Excerpted text:
━━━━

What is land use and land use change?

Amazon land use by CIAT via Flickr
Amazon land use by CIAT via Flickr

Human use and alteration of land has profound effects on the environment, both locally where it takes place, and at the planetary scale via climate change and other mechanisms. 

This building block explains what is meant by land use and land use change, both direct and indirect.

Last update: 06 February, 2018

https://www.doi.org/10.56661/4af265b4

Land use (direct). The purpose for which an area of land is used by humans: e.g. cropland, urban settlements, forests. Wild or natural land, by contrast, is that not used by humans.

Land use (indirect). Land that is indirectly used via the consumption of goods which require an area of land in order to make them. For example, pork production uses land indirectly via the consumption of animal feed in the process.  

Land use change (direct). The process, whereby a specific area of land is converted from one use to another – including from ‘wild’ to human centric uses. This describes the immediate, local, cause of the change (e.g. cropland replacing grassland).

Land use change (indirect). The process whereby a change in the availability of land in one location, causes the conversion of land from on use to another in another location, in order to meet demand – mediated by local or international markets for agricultural goods.

1. Introduction

2. What is meant by land use?

3. What is direct / indirect land use?

4. What is land use change?

5. What is direct / indirect land use change?

5.1 Direct land use change

5.2 Indirect land use change

5.2.1 Limitations of the indirect land use change concept


1. Introduction

Over the last three centuries, human uses have come to dominate the earth’s land surface, progressively eroding the area that can be said to be in a ‘natural’ or ‘semi-natural’ state. Of these uses, agricultural production is by far the most extensive user of land globally (Figure 1).1

Figure 1: Anthropogenic transformation of the Biomes: 1700 to 2000. Over this period, areas of wild and semi-natural land have increasingly become managed for human uses.  Reproduced from Ellis et al., 2010.1

What land is used for and how this changes over time is a fundamental driver of changes in local and global climate, ecosystems, watercourses, infectious diseases, and more. Understanding and managing these interactions, is a central challenge for food systems sustainability.

2. What is meant by land use?

The word ‘use’ in the term ‘land use ’ refers specifically the purposes for which land is occupied or managed for human ends. How land use is categorised varies according what it is being categorised for, but common examples include type of cropland, pasture , and settlements.

Under this typology, land that is not being used by humans for any purpose is often designated as being ‘wild’ or ‘natural’ land. Land that is only lightly used by humans, with little disturbance of the natural processes that take place on it is often designated as ‘semi-natural’.

3. What is direct / indirect land use?

The causes of land use within food systems can be looked at from multiple perspectives.

The direct cause of land use refers to a specific piece of land and how it is being used at a specific moment in time. 

Indirect land use differs from direct land use, in that the point at which the 'use' happens takes place later in the value chain, when a product that has required the use of land in order to produce it, is consumed or used by some other process.

The example of cows being fed on both pasture and animal feed to produce milk, provides an illustration of the difference. In this case, cows directly use the pasture land in order to obtain sustenance and to produce milk. At the same time, cows indirectly use cropland to produce milk, via the supplemental feed that they consume.

4. What is land use change?

━━━━

(Dataset entries)

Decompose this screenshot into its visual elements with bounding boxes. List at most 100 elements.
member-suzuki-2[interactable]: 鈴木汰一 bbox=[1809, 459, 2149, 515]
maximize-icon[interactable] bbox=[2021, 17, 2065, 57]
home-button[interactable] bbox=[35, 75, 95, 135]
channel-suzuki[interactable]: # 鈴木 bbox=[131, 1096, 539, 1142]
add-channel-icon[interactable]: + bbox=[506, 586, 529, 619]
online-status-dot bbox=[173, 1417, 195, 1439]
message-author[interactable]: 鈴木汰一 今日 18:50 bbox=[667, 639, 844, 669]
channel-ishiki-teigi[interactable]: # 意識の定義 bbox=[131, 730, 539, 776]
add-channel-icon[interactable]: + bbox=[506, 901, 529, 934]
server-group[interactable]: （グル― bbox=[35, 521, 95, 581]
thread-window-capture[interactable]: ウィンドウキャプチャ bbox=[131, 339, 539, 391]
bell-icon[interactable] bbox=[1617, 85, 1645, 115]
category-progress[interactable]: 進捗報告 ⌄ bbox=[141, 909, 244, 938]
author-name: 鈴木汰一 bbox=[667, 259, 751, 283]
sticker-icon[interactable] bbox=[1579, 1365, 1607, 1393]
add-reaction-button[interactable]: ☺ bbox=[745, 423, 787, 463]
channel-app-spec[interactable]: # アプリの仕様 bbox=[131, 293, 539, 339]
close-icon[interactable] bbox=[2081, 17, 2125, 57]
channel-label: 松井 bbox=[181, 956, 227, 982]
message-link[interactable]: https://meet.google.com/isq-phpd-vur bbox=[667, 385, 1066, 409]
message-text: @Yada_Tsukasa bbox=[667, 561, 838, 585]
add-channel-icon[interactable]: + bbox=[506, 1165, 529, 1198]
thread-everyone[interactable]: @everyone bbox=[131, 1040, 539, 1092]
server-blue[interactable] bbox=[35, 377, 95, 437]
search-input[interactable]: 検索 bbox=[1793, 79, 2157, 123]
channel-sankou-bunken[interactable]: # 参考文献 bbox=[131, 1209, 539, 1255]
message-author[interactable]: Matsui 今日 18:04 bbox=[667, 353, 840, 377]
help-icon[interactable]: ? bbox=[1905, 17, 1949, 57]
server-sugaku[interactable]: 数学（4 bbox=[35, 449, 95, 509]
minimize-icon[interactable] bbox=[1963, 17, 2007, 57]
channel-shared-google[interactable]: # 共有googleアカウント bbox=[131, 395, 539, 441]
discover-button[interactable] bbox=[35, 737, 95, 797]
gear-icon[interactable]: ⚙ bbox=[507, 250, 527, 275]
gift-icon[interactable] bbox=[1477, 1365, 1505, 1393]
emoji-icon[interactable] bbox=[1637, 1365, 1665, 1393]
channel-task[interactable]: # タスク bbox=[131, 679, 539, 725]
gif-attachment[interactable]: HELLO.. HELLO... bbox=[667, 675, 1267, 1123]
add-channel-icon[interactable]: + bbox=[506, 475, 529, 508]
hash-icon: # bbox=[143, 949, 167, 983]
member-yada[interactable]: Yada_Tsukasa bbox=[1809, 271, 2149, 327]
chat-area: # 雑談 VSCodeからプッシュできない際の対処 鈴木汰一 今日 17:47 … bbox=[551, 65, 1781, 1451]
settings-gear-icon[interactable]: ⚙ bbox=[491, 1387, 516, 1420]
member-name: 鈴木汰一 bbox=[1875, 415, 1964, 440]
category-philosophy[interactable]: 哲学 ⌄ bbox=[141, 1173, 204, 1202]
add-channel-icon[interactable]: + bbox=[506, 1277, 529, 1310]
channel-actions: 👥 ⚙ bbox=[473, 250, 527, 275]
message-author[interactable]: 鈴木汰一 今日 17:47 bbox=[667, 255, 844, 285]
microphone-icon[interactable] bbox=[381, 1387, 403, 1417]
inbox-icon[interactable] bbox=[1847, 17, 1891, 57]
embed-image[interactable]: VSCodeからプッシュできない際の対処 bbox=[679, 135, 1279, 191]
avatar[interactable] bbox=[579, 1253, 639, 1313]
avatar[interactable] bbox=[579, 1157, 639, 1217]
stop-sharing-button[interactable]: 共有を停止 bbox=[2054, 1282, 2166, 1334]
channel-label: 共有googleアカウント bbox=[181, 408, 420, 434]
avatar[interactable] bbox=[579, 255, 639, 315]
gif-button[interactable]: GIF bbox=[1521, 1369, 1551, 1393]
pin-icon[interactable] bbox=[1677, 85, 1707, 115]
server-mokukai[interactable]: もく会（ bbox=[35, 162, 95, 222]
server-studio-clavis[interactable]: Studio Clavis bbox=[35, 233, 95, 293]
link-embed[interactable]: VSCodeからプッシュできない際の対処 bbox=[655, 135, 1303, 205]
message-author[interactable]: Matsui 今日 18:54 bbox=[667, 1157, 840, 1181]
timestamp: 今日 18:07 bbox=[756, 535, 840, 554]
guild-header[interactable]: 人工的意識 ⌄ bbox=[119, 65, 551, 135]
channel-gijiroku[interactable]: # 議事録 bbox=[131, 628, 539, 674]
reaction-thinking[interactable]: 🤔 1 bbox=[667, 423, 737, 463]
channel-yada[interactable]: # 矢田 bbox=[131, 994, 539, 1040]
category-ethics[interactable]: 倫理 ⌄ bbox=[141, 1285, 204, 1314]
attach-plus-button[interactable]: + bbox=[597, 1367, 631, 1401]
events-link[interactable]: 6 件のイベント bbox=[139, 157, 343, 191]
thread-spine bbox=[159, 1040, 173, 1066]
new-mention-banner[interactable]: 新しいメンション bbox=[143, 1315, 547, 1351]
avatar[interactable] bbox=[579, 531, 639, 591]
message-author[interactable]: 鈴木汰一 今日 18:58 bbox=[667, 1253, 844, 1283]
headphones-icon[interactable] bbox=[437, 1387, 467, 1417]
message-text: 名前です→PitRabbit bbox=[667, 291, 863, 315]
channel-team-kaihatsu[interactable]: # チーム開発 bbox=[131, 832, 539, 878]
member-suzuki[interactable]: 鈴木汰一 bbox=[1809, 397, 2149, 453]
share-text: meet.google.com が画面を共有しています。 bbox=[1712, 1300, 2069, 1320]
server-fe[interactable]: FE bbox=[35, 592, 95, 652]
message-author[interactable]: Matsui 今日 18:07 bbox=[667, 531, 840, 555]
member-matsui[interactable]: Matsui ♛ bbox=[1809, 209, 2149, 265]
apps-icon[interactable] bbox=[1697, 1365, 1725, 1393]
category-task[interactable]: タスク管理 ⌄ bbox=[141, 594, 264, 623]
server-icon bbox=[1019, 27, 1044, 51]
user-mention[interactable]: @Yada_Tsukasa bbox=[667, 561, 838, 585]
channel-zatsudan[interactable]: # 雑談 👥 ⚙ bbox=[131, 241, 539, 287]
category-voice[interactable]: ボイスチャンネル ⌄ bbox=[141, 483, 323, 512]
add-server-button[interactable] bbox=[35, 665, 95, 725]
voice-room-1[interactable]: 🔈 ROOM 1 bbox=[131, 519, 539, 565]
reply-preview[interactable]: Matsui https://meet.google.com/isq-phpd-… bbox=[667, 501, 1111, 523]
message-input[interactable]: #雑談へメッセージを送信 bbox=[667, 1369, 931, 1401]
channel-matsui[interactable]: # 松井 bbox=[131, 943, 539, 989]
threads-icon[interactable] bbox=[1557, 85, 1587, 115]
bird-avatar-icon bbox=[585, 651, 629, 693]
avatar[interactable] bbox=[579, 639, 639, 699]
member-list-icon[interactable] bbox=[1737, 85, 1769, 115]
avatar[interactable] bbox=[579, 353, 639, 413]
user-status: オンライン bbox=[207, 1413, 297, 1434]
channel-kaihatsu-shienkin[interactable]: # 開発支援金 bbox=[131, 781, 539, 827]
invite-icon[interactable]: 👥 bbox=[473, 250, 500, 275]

━━━━

Work request: Reproduce the stretch of the land use text from "What land is" through "food systems sustainability.". These rows have no connection to the land use text.

Result of this exercise:
What land is used for and how this changes over time is a fundamental driver of changes in local and global climate, ecosystems, watercourses, infectious diseases, and more. Understanding and managing these interactions, is a central challenge for food systems sustainability.